• **What to do**: Extract all of the entries and give them again, word for word.

── Supplied data

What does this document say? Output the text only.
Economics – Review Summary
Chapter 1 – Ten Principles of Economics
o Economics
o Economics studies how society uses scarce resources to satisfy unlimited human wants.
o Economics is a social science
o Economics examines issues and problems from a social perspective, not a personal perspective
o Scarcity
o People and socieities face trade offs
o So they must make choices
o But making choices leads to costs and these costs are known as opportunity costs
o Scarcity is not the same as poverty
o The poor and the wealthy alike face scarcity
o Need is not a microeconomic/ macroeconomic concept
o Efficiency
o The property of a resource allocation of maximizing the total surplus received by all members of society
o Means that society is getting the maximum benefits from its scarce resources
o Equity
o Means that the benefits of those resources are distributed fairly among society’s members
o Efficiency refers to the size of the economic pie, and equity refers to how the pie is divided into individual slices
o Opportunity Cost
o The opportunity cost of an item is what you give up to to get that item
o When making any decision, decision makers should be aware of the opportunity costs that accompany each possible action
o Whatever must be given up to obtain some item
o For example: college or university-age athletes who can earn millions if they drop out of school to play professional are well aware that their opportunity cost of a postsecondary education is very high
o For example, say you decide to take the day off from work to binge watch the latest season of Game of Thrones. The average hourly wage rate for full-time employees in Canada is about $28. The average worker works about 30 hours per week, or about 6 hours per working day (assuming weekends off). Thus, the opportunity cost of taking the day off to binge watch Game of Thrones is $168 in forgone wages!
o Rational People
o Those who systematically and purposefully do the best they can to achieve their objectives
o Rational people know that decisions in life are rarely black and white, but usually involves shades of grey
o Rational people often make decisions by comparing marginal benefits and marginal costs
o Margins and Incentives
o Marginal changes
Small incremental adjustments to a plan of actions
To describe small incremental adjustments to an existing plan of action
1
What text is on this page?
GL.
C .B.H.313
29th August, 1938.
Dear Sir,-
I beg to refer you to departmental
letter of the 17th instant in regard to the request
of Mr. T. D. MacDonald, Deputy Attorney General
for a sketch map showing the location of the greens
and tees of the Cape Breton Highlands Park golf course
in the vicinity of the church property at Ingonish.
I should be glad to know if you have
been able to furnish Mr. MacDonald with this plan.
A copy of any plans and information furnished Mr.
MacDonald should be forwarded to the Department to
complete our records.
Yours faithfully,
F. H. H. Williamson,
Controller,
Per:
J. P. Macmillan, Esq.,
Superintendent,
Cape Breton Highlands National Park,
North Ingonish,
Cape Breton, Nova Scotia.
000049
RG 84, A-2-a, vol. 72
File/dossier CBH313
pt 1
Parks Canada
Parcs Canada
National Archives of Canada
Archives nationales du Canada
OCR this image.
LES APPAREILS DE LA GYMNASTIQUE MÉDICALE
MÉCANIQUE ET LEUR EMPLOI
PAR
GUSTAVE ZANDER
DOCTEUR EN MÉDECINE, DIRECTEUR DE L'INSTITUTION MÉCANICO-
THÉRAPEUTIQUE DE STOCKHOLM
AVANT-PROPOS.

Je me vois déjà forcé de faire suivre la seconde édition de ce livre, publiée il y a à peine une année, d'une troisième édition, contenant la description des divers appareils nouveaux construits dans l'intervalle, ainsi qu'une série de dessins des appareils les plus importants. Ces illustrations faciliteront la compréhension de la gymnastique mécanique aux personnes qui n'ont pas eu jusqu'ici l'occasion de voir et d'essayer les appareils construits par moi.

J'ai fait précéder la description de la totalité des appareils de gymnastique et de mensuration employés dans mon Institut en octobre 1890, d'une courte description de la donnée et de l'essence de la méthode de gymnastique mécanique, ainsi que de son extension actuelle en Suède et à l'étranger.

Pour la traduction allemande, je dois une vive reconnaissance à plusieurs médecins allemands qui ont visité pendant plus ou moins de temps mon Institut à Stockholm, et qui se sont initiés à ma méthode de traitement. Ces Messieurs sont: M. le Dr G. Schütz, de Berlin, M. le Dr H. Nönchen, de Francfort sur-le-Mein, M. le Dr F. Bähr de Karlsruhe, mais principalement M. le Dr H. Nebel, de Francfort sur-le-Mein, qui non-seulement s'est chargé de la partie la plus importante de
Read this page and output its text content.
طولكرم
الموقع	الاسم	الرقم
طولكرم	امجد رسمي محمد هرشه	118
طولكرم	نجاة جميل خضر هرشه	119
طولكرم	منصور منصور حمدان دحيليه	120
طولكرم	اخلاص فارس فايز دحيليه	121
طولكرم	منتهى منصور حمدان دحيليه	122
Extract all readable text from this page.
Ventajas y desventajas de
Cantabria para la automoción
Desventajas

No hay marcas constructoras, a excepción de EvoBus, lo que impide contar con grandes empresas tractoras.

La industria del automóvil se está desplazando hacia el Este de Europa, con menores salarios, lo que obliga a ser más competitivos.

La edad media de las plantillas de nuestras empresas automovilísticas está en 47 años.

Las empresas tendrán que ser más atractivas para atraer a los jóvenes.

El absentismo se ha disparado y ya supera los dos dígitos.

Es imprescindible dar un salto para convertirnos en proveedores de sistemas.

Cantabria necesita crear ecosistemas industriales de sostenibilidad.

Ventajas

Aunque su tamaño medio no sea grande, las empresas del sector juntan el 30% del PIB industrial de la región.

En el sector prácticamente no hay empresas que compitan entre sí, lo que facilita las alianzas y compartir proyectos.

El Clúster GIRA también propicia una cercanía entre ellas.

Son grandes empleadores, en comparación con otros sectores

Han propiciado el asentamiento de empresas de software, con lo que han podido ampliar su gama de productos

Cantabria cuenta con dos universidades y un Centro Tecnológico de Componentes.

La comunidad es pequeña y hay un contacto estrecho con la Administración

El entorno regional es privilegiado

────

• **Result**:
What does this document say? Output the text only.
Economics – Review Summary
Chapter 1 – Ten Principles of Economics
o Economics
o Economics studies how society uses scarce resources to satisfy unlimited human wants.
o Economics is a social science
o Economics examines issues and problems from a social perspective, not a personal perspective
o Scarcity
o People and socieities face trade offs
o So they must make choices
o But making choices leads to costs and these costs are known as opportunity costs
o Scarcity is not the same as poverty
o The poor and the wealthy alike face scarcity
o Need is not a microeconomic/ macroeconomic concept
o Efficiency
o The property of a resource allocation of maximizing the total surplus received by all members of society
o Means that society is getting the maximum benefits from its scarce resources
o Equity
o Means that the benefits of those resources are distributed fairly among society’s members
o Efficiency refers to the size of the economic pie, and equity refers to how the pie is divided into individual slices
o Opportunity Cost
o The opportunity cost of an item is what you give up to to get that item
o When making any decision, decision makers should be aware of the opportunity costs that accompany each possible action
o Whatever must be given up to obtain some item
o For example: college or university-age athletes who can earn millions if they drop out of school to play professional are well aware that their opportunity cost of a postsecondary education is very high
o For example, say you decide to take the day off from work to binge watch the latest season of Game of Thrones. The average hourly wage rate for full-time employees in Canada is about $28. The average worker works about 30 hours per week, or about 6 hours per working day (assuming weekends off). Thus, the opportunity cost of taking the day off to binge watch Game of Thrones is $168 in forgone wages!
o Rational People
o Those who systematically and purposefully do the best they can to achieve their objectives
o Rational people know that decisions in life are rarely black and white, but usually involves shades of grey
o Rational people often make decisions by comparing marginal benefits and marginal costs
o Margins and Incentives
o Marginal changes
Small incremental adjustments to a plan of actions
To describe small incremental adjustments to an existing plan of action
1
What text is on this page?
GL.
C .B.H.313
29th August, 1938.
Dear Sir,-
I beg to refer you to departmental
letter of the 17th instant in regard to the request
of Mr. T. D. MacDonald, Deputy Attorney General
for a sketch map showing the location of the greens
and tees of the Cape Breton Highlands Park golf course
in the vicinity of the church property at Ingonish.
I should be glad to know if you have
been able to furnish Mr. MacDonald with this plan.
A copy of any plans and information furnished Mr.
MacDonald should be forwarded to the Department to
complete our records.
Yours faithfully,
F. H. H. Williamson,
Controller,
Per:
J. P. Macmillan, Esq.,
Superintendent,
Cape Breton Highlands National Park,
North Ingonish,
Cape Breton, Nova Scotia.
000049
RG 84, A-2-a, vol. 72
File/dossier CBH313
pt 1
Parks Canada
Parcs Canada
National Archives of Canada
Archives nationales du Canada
OCR this image.
LES APPAREILS DE LA GYMNASTIQUE MÉDICALE
MÉCANIQUE ET LEUR EMPLOI
PAR
GUSTAVE ZANDER
DOCTEUR EN MÉDECINE, DIRECTEUR DE L'INSTITUTION MÉCANICO-
THÉRAPEUTIQUE DE STOCKHOLM
AVANT-PROPOS.

Je me vois déjà forcé de faire suivre la seconde édition de ce livre, publiée il y a à peine une année, d'une troisième édition, contenant la description des divers appareils nouveaux construits dans l'intervalle, ainsi qu'une série de dessins des appareils les plus importants. Ces illustrations faciliteront la compréhension de la gymnastique mécanique aux personnes qui n'ont pas eu jusqu'ici l'occasion de voir et d'essayer les appareils construits par moi.

J'ai fait précéder la description de la totalité des appareils de gymnastique et de mensuration employés dans mon Institut en octobre 1890, d'une courte description de la donnée et de l'essence de la méthode de gymnastique mécanique, ainsi que de son extension actuelle en Suède et à l'étranger.

Pour la traduction allemande, je dois une vive reconnaissance à plusieurs médecins allemands qui ont visité pendant plus ou moins de temps mon Institut à Stockholm, et qui se sont initiés à ma méthode de traitement. Ces Messieurs sont: M. le Dr G. Schütz, de Berlin, M. le Dr H. Nönchen, de Francfort sur-le-Mein, M. le Dr F. Bähr de Karlsruhe, mais principalement M. le Dr H. Nebel, de Francfort sur-le-Mein, qui non-seulement s'est chargé de la partie la plus importante de
Read this page and output its text content.
طولكرم
الموقع	الاسم	الرقم
طولكرم	امجد رسمي محمد هرشه	118
طولكرم	نجاة جميل خضر هرشه	119
طولكرم	منصور منصور حمدان دحيليه	120
طولكرم	اخلاص فارس فايز دحيليه	121
طولكرم	منتهى منصور حمدان دحيليه	122
Extract all readable text from this page.
Ventajas y desventajas de
Cantabria para la automoción
Desventajas

No hay marcas constructoras, a excepción de EvoBus, lo que impide contar con grandes empresas tractoras.

La industria del automóvil se está desplazando hacia el Este de Europa, con menores salarios, lo que obliga a ser más competitivos.

La edad media de las plantillas de nuestras empresas automovilísticas está en 47 años.

Las empresas tendrán que ser más atractivas para atraer a los jóvenes.

El absentismo se ha disparado y ya supera los dos dígitos.

Es imprescindible dar un salto para convertirnos en proveedores de sistemas.

Cantabria necesita crear ecosistemas industriales de sostenibilidad.

Ventajas

Aunque su tamaño medio no sea grande, las empresas del sector juntan el 30% del PIB industrial de la región.

En el sector prácticamente no hay empresas que compitan entre sí, lo que facilita las alianzas y compartir proyectos.

El Clúster GIRA también propicia una cercanía entre ellas.

Son grandes empleadores, en comparación con otros sectores

Han propiciado el asentamiento de empresas de software, con lo que han podido ampliar su gama de productos

Cantabria cuenta con dos universidades y un Centro Tecnológico de Componentes.

La comunidad es pequeña y hay un contacto estrecho con la Administración

El entorno regional es privilegiado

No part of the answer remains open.